WORK INSTRUCTIONS ::
Extract each line containing the string "this".

GIVEN DATA ::
Start

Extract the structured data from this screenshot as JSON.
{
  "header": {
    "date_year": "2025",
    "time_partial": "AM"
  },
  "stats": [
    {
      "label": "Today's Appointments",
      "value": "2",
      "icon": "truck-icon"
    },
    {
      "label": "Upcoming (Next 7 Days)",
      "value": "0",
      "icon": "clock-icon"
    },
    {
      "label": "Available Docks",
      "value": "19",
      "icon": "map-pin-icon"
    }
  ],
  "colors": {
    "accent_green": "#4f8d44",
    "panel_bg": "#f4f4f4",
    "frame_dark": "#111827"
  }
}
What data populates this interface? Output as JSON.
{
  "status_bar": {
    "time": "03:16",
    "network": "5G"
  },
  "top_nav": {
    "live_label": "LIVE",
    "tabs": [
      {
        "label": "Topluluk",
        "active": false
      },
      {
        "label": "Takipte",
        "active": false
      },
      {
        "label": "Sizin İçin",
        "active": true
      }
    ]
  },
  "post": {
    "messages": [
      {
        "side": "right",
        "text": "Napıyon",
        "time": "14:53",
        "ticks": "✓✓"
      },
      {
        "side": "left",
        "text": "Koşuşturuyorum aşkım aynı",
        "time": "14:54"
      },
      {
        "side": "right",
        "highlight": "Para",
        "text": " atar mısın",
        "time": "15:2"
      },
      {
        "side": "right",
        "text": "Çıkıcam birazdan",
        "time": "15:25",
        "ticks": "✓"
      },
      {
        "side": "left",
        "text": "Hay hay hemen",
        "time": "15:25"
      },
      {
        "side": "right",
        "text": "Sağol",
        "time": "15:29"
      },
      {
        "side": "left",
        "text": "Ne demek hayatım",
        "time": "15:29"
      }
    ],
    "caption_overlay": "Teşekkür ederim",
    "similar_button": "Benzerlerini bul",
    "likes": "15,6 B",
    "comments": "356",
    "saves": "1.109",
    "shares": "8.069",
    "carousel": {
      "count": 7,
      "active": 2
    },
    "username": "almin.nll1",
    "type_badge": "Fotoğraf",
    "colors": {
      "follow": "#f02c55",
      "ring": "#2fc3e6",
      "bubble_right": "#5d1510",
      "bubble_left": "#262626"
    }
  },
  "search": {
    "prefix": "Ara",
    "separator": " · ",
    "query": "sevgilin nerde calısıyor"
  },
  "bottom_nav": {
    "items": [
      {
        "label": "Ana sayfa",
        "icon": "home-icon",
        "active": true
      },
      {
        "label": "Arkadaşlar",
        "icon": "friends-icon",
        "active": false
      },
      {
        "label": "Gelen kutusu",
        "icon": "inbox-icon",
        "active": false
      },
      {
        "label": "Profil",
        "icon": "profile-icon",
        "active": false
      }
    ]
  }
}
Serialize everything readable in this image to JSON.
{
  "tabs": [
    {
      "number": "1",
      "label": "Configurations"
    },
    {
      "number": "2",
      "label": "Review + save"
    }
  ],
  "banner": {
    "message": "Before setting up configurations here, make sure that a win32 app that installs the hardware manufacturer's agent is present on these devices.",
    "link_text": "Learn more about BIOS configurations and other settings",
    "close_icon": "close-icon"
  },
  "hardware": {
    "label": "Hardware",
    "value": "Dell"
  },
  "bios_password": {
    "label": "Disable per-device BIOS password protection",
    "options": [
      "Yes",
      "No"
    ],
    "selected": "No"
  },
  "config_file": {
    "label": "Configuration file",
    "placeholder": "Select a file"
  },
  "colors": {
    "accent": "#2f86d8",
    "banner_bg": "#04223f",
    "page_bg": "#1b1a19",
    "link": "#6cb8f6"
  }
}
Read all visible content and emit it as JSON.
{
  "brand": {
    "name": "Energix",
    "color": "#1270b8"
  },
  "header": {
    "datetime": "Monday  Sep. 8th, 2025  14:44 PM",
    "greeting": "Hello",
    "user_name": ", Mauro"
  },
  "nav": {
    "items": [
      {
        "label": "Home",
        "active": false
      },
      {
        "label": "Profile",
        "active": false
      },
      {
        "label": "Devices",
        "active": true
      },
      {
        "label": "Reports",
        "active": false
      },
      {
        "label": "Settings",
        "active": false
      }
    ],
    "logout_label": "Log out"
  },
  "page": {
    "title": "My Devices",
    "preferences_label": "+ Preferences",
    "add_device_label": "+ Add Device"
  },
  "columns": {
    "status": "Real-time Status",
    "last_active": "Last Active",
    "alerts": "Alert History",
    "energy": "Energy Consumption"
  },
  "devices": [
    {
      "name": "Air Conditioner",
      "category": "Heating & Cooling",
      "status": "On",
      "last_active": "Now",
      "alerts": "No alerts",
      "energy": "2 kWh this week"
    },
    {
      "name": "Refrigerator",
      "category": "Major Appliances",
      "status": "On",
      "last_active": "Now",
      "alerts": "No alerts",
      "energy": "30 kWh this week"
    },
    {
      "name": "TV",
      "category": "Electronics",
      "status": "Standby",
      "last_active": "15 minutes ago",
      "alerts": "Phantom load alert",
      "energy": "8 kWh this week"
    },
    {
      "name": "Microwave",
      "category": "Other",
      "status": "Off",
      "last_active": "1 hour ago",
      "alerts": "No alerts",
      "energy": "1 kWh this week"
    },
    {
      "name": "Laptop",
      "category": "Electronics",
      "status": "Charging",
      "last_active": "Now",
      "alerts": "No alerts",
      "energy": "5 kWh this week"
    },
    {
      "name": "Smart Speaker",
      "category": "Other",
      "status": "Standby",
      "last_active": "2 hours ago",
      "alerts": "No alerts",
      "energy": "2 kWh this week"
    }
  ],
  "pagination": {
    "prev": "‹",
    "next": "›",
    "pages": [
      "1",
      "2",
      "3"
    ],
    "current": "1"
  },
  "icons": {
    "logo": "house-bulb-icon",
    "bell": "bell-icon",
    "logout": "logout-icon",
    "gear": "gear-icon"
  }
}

End

TASK RESPONSE ::
Extract the structured data from this screenshot as JSON.
What data populates this interface? Output as JSON.
Serialize everything readable in this image to JSON.
      "energy": "2 kWh this week"
      "energy": "30 kWh this week"
      "energy": "8 kWh this week"
      "energy": "1 kWh this week"
      "energy": "5 kWh this week"
      "energy": "2 kWh this week"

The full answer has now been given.